• [What the exercise asks] Below you will find a set of lines. Repeat them all exactly.

• [Input]
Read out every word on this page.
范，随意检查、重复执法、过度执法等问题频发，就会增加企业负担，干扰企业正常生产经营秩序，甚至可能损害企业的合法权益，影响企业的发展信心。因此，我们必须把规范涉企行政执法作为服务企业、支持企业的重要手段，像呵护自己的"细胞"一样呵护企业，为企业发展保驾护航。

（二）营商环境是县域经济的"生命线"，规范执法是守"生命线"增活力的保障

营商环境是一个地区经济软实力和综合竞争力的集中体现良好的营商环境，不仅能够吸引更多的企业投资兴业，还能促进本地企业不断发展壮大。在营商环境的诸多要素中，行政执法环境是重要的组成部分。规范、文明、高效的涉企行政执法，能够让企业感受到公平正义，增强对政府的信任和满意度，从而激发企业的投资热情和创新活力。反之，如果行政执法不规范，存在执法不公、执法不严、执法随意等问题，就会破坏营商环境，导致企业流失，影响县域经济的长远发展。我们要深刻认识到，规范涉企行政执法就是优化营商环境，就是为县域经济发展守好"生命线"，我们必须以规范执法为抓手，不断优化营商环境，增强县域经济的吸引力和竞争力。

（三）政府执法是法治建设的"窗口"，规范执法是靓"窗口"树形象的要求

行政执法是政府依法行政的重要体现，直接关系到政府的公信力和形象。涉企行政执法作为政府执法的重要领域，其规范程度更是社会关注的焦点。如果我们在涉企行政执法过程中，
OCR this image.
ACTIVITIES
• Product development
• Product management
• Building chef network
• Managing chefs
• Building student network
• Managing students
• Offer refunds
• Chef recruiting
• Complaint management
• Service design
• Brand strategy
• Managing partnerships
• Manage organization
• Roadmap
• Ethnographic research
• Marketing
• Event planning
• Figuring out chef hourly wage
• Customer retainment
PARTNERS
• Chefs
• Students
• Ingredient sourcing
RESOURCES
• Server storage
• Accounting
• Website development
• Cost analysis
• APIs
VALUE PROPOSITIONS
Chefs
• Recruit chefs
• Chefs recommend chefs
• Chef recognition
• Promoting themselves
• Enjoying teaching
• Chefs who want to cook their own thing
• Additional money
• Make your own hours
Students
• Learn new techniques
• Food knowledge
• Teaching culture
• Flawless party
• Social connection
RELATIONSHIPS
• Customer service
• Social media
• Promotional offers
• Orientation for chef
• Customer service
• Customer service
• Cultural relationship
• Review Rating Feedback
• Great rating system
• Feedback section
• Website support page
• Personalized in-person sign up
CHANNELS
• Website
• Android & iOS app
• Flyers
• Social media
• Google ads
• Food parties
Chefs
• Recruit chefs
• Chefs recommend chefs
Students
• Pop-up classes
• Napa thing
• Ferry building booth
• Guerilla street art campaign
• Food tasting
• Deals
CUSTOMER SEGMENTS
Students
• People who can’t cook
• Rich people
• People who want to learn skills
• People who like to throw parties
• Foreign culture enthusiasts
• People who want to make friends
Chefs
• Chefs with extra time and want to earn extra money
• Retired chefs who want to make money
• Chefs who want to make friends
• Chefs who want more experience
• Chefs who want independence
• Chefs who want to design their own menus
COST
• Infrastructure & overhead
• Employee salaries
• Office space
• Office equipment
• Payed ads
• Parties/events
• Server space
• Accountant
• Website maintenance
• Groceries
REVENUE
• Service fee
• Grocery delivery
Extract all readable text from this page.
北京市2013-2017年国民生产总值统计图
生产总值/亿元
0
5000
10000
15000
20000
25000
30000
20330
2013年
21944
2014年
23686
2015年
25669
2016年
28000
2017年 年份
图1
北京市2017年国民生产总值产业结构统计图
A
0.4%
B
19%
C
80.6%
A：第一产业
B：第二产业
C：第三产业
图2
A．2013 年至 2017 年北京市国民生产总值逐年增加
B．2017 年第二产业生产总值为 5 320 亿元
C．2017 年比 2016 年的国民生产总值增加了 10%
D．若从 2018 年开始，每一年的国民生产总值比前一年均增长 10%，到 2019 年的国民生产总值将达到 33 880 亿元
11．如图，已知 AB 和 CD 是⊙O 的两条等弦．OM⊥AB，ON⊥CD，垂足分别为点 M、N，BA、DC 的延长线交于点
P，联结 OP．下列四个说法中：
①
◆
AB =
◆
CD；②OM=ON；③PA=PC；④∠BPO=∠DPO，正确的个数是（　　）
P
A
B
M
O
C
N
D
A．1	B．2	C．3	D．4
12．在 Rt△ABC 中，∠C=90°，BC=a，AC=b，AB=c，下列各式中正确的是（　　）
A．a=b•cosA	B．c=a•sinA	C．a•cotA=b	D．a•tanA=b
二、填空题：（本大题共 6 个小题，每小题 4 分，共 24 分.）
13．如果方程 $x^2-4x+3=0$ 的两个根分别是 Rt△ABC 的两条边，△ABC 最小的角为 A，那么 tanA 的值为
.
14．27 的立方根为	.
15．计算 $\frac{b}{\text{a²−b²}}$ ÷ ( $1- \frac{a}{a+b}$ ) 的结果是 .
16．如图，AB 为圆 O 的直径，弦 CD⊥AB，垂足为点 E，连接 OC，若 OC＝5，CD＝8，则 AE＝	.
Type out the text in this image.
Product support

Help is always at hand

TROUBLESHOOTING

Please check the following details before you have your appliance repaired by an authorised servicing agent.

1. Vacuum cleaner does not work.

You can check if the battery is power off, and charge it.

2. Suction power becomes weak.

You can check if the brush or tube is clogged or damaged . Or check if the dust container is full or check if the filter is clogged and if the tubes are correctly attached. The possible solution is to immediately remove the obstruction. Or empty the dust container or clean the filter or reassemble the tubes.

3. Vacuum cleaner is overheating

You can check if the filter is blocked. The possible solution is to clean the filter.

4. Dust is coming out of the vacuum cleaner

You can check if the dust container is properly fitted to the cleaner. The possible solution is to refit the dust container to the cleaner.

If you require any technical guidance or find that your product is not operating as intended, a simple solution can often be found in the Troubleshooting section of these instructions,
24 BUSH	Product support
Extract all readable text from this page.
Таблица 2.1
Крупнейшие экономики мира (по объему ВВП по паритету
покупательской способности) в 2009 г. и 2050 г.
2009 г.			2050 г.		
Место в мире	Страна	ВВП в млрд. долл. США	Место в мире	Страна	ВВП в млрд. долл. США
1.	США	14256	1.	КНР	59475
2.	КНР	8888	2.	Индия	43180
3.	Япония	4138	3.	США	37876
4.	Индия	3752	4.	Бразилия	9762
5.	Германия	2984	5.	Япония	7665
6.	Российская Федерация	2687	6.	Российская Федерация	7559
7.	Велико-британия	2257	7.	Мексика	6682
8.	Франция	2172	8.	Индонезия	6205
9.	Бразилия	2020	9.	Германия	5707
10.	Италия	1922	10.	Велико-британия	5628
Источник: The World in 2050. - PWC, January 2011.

• [Finished task]
Read out every word on this page.
范，随意检查、重复执法、过度执法等问题频发，就会增加企业负担，干扰企业正常生产经营秩序，甚至可能损害企业的合法权益，影响企业的发展信心。因此，我们必须把规范涉企行政执法作为服务企业、支持企业的重要手段，像呵护自己的"细胞"一样呵护企业，为企业发展保驾护航。

（二）营商环境是县域经济的"生命线"，规范执法是守"生命线"增活力的保障

营商环境是一个地区经济软实力和综合竞争力的集中体现良好的营商环境，不仅能够吸引更多的企业投资兴业，还能促进本地企业不断发展壮大。在营商环境的诸多要素中，行政执法环境是重要的组成部分。规范、文明、高效的涉企行政执法，能够让企业感受到公平正义，增强对政府的信任和满意度，从而激发企业的投资热情和创新活力。反之，如果行政执法不规范，存在执法不公、执法不严、执法随意等问题，就会破坏营商环境，导致企业流失，影响县域经济的长远发展。我们要深刻认识到，规范涉企行政执法就是优化营商环境，就是为县域经济发展守好"生命线"，我们必须以规范执法为抓手，不断优化营商环境，增强县域经济的吸引力和竞争力。

（三）政府执法是法治建设的"窗口"，规范执法是靓"窗口"树形象的要求

行政执法是政府依法行政的重要体现，直接关系到政府的公信力和形象。涉企行政执法作为政府执法的重要领域，其规范程度更是社会关注的焦点。如果我们在涉企行政执法过程中，
OCR this image.
ACTIVITIES
• Product development
• Product management
• Building chef network
• Managing chefs
• Building student network
• Managing students
• Offer refunds
• Chef recruiting
• Complaint management
• Service design
• Brand strategy
• Managing partnerships
• Manage organization
• Roadmap
• Ethnographic research
• Marketing
• Event planning
• Figuring out chef hourly wage
• Customer retainment
PARTNERS
• Chefs
• Students
• Ingredient sourcing
RESOURCES
• Server storage
• Accounting
• Website development
• Cost analysis
• APIs
VALUE PROPOSITIONS
Chefs
• Recruit chefs
• Chefs recommend chefs
• Chef recognition
• Promoting themselves
• Enjoying teaching
• Chefs who want to cook their own thing
• Additional money
• Make your own hours
Students
• Learn new techniques
• Food knowledge
• Teaching culture
• Flawless party
• Social connection
RELATIONSHIPS
• Customer service
• Social media
• Promotional offers
• Orientation for chef
• Customer service
• Customer service
• Cultural relationship
• Review Rating Feedback
• Great rating system
• Feedback section
• Website support page
• Personalized in-person sign up
CHANNELS
• Website
• Android & iOS app
• Flyers
• Social media
• Google ads
• Food parties
Chefs
• Recruit chefs
• Chefs recommend chefs
Students
• Pop-up classes
• Napa thing
• Ferry building booth
• Guerilla street art campaign
• Food tasting
• Deals
CUSTOMER SEGMENTS
Students
• People who can’t cook
• Rich people
• People who want to learn skills
• People who like to throw parties
• Foreign culture enthusiasts
• People who want to make friends
Chefs
• Chefs with extra time and want to earn extra money
• Retired chefs who want to make money
• Chefs who want to make friends
• Chefs who want more experience
• Chefs who want independence
• Chefs who want to design their own menus
COST
• Infrastructure & overhead
• Employee salaries
• Office space
• Office equipment
• Payed ads
• Parties/events
• Server space
• Accountant
• Website maintenance
• Groceries
REVENUE
• Service fee
• Grocery delivery
Extract all readable text from this page.
北京市2013-2017年国民生产总值统计图
生产总值/亿元
0
5000
10000
15000
20000
25000
30000
20330
2013年
21944
2014年
23686
2015年
25669
2016年
28000
2017年 年份
图1
北京市2017年国民生产总值产业结构统计图
A
0.4%
B
19%
C
80.6%
A：第一产业
B：第二产业
C：第三产业
图2
A．2013 年至 2017 年北京市国民生产总值逐年增加
B．2017 年第二产业生产总值为 5 320 亿元
C．2017 年比 2016 年的国民生产总值增加了 10%
D．若从 2018 年开始，每一年的国民生产总值比前一年均增长 10%，到 2019 年的国民生产总值将达到 33 880 亿元
11．如图，已知 AB 和 CD 是⊙O 的两条等弦．OM⊥AB，ON⊥CD，垂足分别为点 M、N，BA、DC 的延长线交于点
P，联结 OP．下列四个说法中：
①
◆
AB =
◆
CD；②OM=ON；③PA=PC；④∠BPO=∠DPO，正确的个数是（　　）
P
A
B
M
O
C
N
D
A．1	B．2	C．3	D．4
12．在 Rt△ABC 中，∠C=90°，BC=a，AC=b，AB=c，下列各式中正确的是（　　）
A．a=b•cosA	B．c=a•sinA	C．a•cotA=b	D．a•tanA=b
二、填空题：（本大题共 6 个小题，每小题 4 分，共 24 分.）
13．如果方程 $x^2-4x+3=0$ 的两个根分别是 Rt△ABC 的两条边，△ABC 最小的角为 A，那么 tanA 的值为
.
14．27 的立方根为	.
15．计算 $\frac{b}{\text{a²−b²}}$ ÷ ( $1- \frac{a}{a+b}$ ) 的结果是 .
16．如图，AB 为圆 O 的直径，弦 CD⊥AB，垂足为点 E，连接 OC，若 OC＝5，CD＝8，则 AE＝	.
Type out the text in this image.
Product support

Help is always at hand

TROUBLESHOOTING

Please check the following details before you have your appliance repaired by an authorised servicing agent.

1. Vacuum cleaner does not work.

You can check if the battery is power off, and charge it.

2. Suction power becomes weak.

You can check if the brush or tube is clogged or damaged . Or check if the dust container is full or check if the filter is clogged and if the tubes are correctly attached. The possible solution is to immediately remove the obstruction. Or empty the dust container or clean the filter or reassemble the tubes.

3. Vacuum cleaner is overheating

You can check if the filter is blocked. The possible solution is to clean the filter.

4. Dust is coming out of the vacuum cleaner

You can check if the dust container is properly fitted to the cleaner. The possible solution is to refit the dust container to the cleaner.

If you require any technical guidance or find that your product is not operating as intended, a simple solution can often be found in the Troubleshooting section of these instructions,
24 BUSH	Product support
Extract all readable text from this page.
Таблица 2.1
Крупнейшие экономики мира (по объему ВВП по паритету
покупательской способности) в 2009 г. и 2050 г.
2009 г.			2050 г.		
Место в мире	Страна	ВВП в млрд. долл. США	Место в мире	Страна	ВВП в млрд. долл. США
1.	США	14256	1.	КНР	59475
2.	КНР	8888	2.	Индия	43180
3.	Япония	4138	3.	США	37876
4.	Индия	3752	4.	Бразилия	9762
5.	Германия	2984	5.	Япония	7665
6.	Российская Федерация	2687	6.	Российская Федерация	7559
7.	Велико-британия	2257	7.	Мексика	6682
8.	Франция	2172	8.	Индонезия	6205
9.	Бразилия	2020	9.	Германия	5707
10.	Италия	1922	10.	Велико-британия	5628
Источник: The World in 2050. - PWC, January 2011.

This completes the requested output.